/---
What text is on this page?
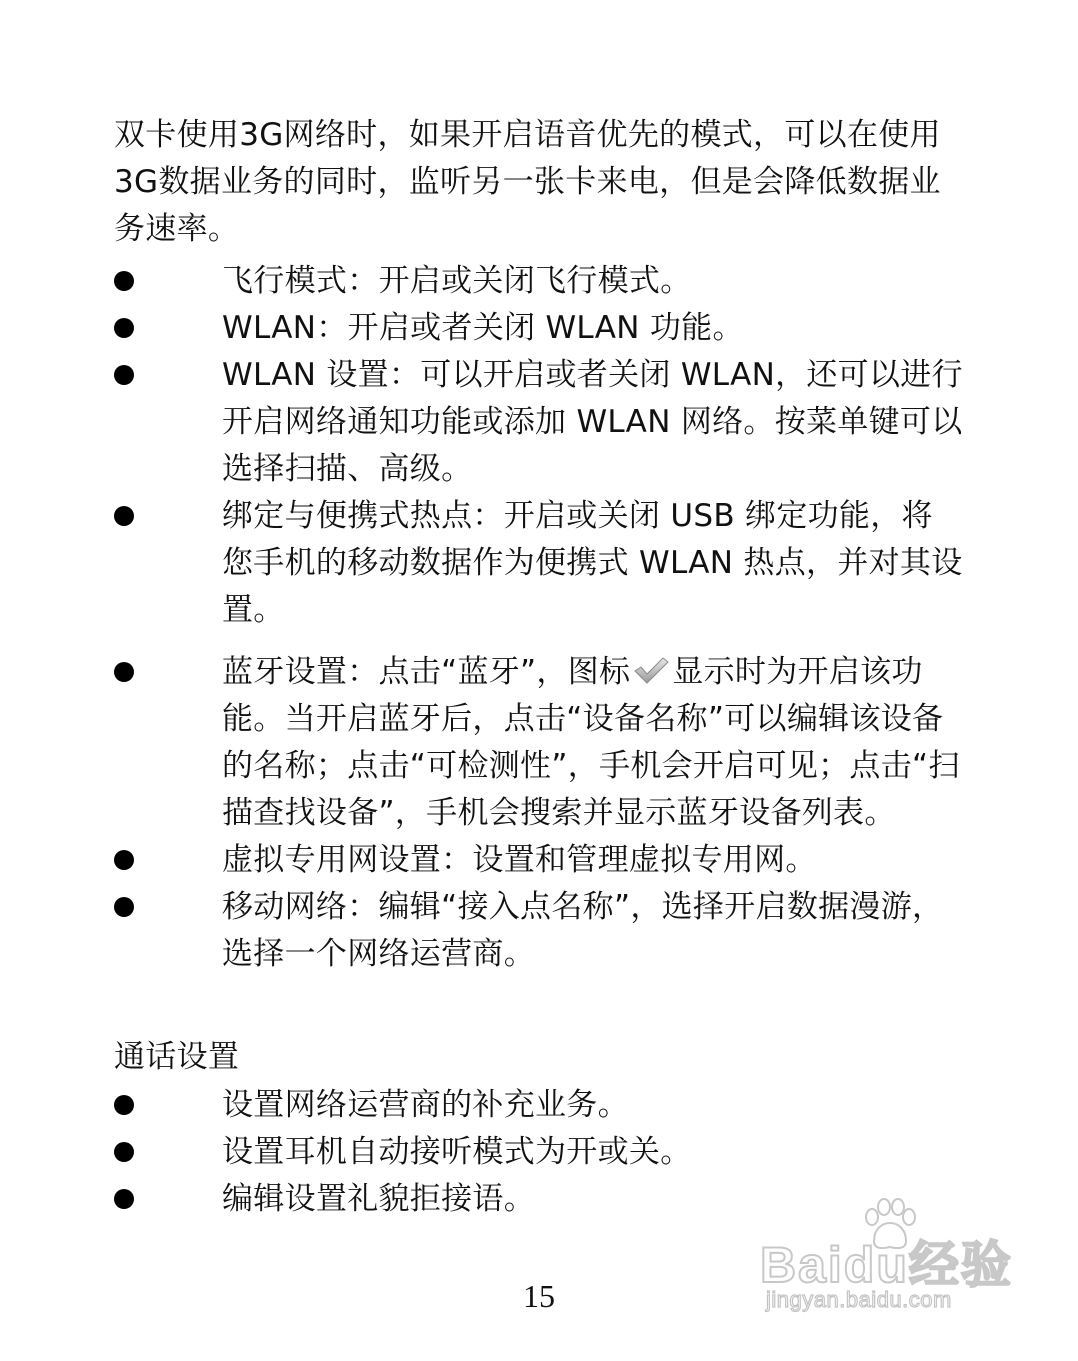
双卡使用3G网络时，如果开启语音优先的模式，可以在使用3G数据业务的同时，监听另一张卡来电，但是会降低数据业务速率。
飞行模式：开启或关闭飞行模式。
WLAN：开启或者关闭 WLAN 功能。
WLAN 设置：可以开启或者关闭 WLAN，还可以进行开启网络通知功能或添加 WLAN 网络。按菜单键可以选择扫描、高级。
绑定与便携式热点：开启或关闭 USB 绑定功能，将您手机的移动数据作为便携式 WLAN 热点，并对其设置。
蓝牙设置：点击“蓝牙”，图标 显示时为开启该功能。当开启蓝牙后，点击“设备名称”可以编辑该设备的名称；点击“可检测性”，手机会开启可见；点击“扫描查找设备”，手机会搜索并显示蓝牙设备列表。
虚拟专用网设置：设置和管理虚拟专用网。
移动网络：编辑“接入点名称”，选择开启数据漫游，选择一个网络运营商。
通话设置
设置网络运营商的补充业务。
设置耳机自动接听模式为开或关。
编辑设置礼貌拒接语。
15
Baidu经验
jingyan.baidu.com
\---
/---
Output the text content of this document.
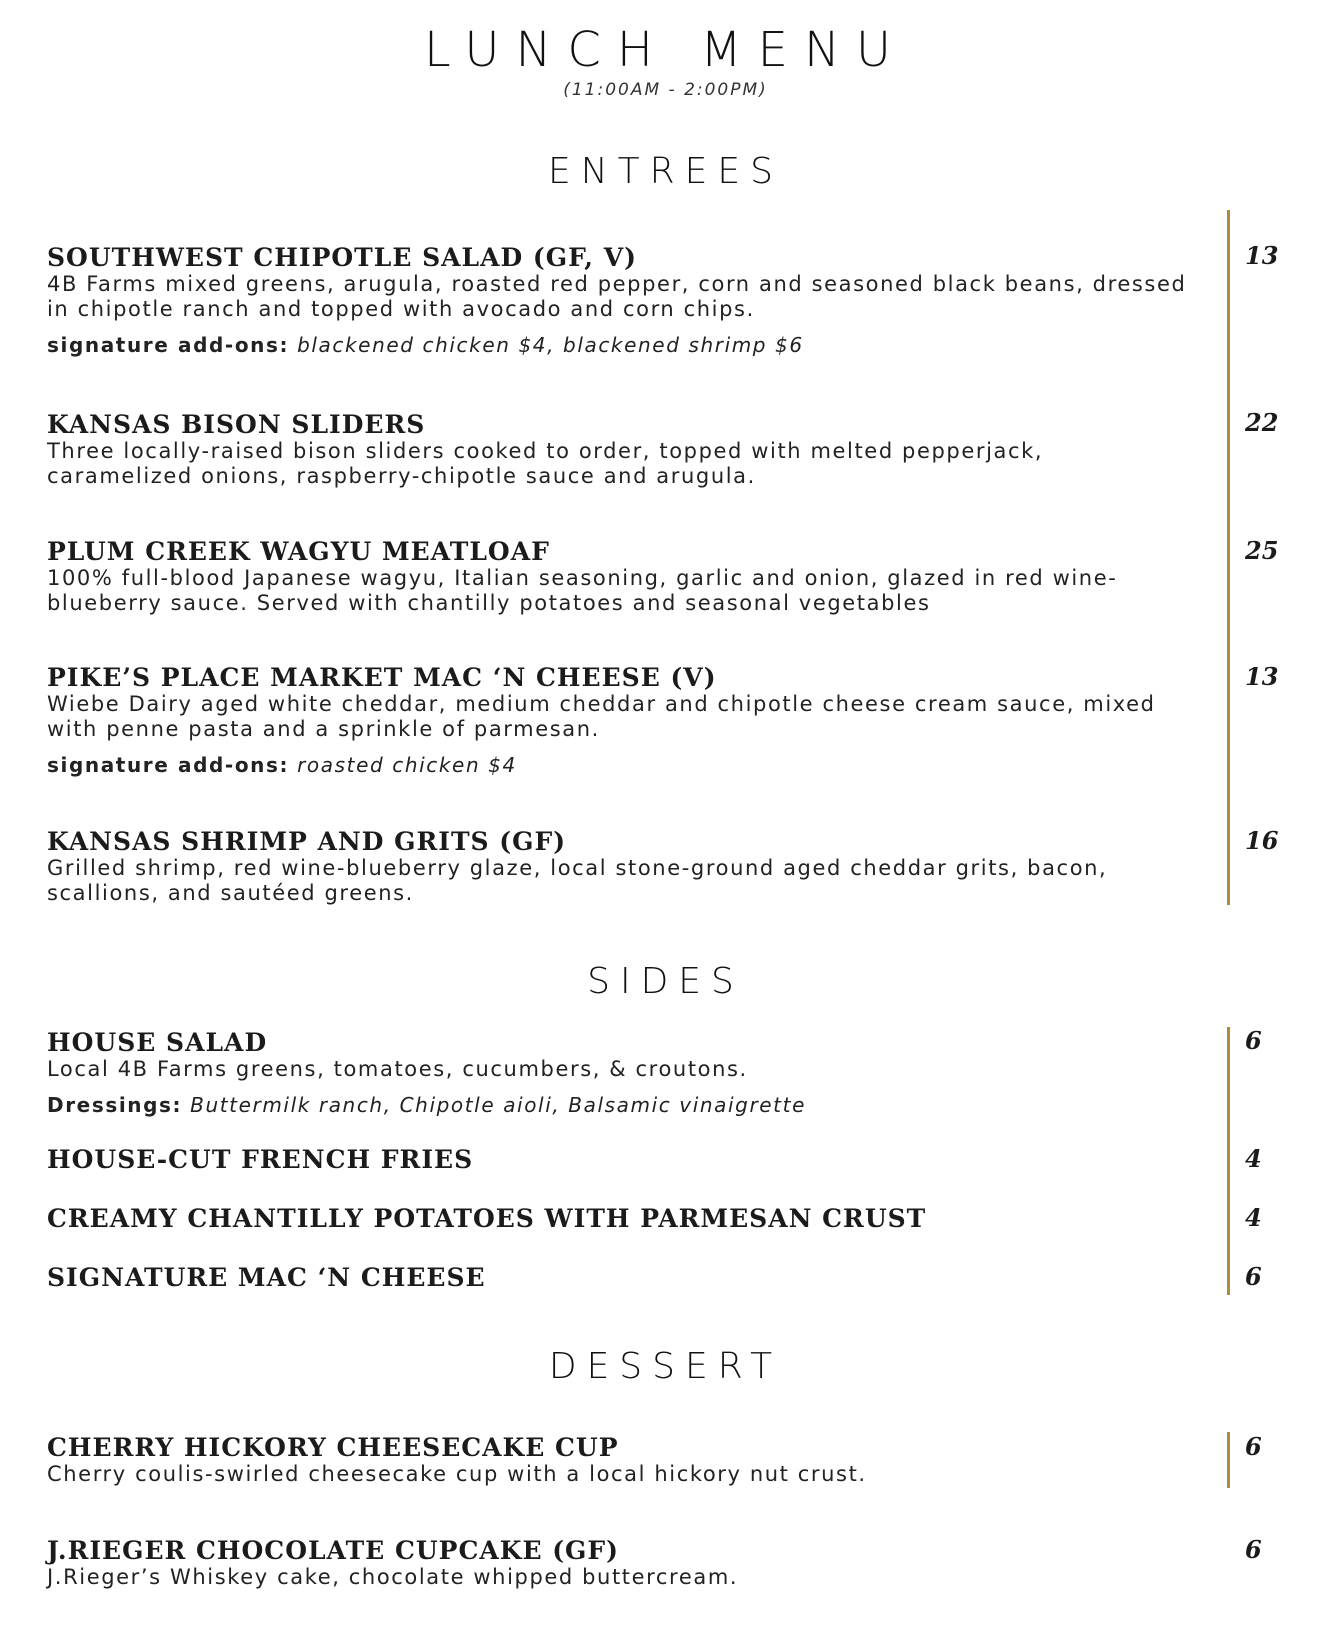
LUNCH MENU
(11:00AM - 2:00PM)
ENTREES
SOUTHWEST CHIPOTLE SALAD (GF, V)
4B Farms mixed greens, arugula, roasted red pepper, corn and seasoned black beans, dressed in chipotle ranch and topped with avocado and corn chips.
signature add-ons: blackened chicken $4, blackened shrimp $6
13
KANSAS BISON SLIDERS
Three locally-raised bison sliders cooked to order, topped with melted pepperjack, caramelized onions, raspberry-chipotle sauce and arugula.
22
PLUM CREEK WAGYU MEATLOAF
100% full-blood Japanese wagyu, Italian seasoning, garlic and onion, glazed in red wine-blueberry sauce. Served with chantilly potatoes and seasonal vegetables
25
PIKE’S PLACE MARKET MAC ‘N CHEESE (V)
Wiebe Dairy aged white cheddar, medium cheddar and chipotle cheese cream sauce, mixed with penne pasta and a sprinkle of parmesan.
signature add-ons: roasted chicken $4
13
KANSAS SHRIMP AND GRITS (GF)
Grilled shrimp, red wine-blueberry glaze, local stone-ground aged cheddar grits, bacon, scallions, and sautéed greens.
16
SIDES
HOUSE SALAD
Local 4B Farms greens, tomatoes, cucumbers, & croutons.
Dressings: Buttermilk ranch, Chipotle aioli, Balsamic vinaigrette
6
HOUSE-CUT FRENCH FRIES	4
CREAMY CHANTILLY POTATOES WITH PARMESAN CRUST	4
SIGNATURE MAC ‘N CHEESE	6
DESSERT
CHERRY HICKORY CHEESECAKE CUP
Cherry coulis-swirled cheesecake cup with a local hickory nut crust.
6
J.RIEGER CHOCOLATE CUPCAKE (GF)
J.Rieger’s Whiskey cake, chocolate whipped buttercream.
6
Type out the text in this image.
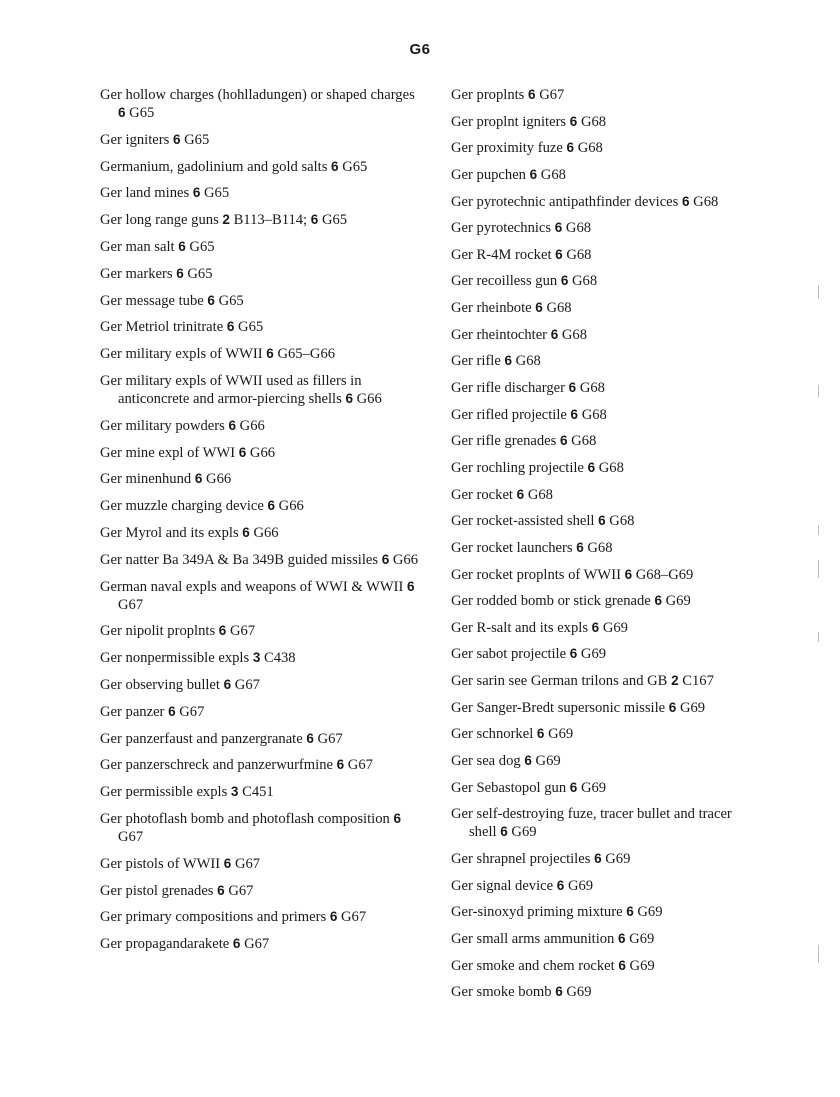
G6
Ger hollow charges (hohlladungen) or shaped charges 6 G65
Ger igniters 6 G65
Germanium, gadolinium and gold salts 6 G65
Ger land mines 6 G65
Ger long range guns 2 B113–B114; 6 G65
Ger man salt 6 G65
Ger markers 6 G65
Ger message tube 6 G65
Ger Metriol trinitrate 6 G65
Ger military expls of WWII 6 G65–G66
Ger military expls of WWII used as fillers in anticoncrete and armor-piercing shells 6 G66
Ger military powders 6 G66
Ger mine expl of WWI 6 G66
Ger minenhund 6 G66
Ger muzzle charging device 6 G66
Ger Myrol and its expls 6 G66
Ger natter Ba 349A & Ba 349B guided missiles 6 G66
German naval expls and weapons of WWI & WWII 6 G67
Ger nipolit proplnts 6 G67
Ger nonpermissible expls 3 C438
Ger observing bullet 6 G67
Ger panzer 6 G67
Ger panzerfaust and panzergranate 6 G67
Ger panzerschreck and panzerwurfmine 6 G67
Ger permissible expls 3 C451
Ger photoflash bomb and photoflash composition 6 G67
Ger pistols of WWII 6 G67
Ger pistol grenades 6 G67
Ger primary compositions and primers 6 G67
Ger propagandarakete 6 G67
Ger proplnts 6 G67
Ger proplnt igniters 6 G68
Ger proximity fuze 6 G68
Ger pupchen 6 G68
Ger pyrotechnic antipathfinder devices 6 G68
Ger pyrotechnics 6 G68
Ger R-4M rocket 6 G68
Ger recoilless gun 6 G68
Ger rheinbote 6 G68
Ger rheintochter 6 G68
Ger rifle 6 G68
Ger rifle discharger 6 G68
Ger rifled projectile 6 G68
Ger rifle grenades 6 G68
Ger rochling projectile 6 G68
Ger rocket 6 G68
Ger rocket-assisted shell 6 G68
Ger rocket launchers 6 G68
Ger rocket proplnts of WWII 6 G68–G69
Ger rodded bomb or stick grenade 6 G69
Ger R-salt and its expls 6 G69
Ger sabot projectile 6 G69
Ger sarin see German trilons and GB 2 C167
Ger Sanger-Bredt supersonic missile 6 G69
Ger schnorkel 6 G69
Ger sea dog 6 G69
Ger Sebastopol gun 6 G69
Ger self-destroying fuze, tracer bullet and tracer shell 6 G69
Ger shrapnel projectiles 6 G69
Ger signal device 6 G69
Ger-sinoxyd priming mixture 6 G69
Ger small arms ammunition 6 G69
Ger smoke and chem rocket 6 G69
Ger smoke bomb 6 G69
\---
/---
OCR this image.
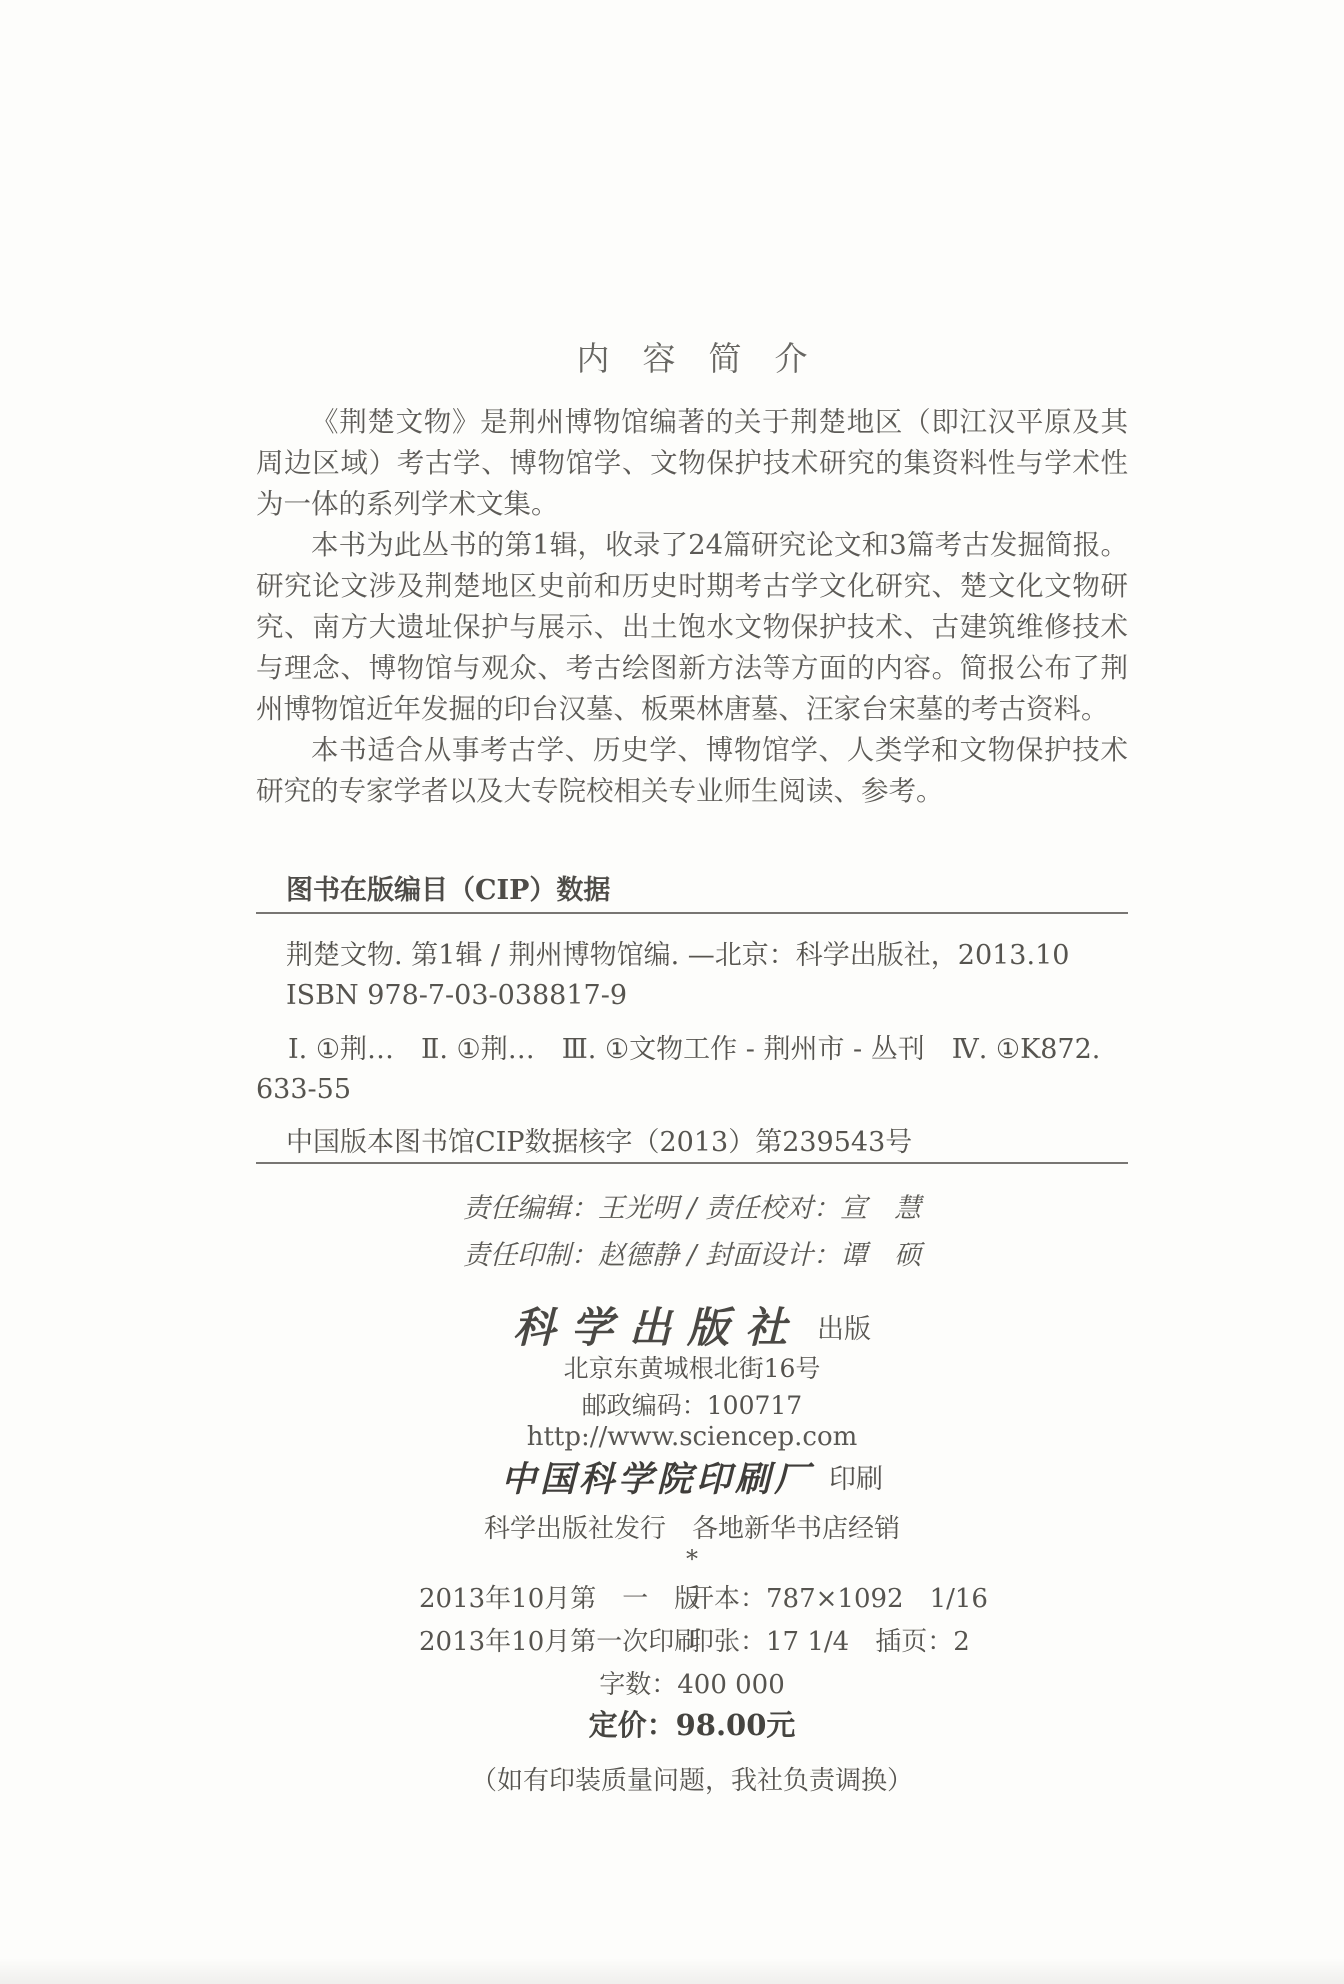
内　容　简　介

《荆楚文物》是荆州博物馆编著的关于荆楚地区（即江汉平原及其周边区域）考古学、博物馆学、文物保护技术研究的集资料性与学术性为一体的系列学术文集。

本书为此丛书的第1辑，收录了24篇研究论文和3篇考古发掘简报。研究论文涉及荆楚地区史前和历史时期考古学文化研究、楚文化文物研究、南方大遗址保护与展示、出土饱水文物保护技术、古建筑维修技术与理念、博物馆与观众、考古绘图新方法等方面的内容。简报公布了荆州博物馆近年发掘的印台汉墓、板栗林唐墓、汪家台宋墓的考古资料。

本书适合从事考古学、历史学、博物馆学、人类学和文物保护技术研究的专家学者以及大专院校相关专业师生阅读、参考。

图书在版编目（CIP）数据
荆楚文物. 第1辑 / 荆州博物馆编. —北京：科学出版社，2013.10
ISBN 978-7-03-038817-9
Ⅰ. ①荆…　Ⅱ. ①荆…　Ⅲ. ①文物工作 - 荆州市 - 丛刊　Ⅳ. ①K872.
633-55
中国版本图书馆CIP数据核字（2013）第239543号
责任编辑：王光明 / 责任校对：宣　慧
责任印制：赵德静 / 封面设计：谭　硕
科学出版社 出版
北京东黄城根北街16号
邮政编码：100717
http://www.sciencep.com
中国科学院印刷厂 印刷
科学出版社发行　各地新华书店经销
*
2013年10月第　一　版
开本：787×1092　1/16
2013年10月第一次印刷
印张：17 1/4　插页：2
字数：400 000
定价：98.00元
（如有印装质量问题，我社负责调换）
\---
- DIRECTIVE
Gather from the data above every line with the string "ranch".

- CORRECT OUTPUT
4B Farms mixed greens, arugula, roasted red pepper, corn and seasoned black beans, dressed in chipotle ranch and topped with avocado and corn chips.
Dressings: Buttermilk ranch, Chipotle aioli, Balsamic vinaigrette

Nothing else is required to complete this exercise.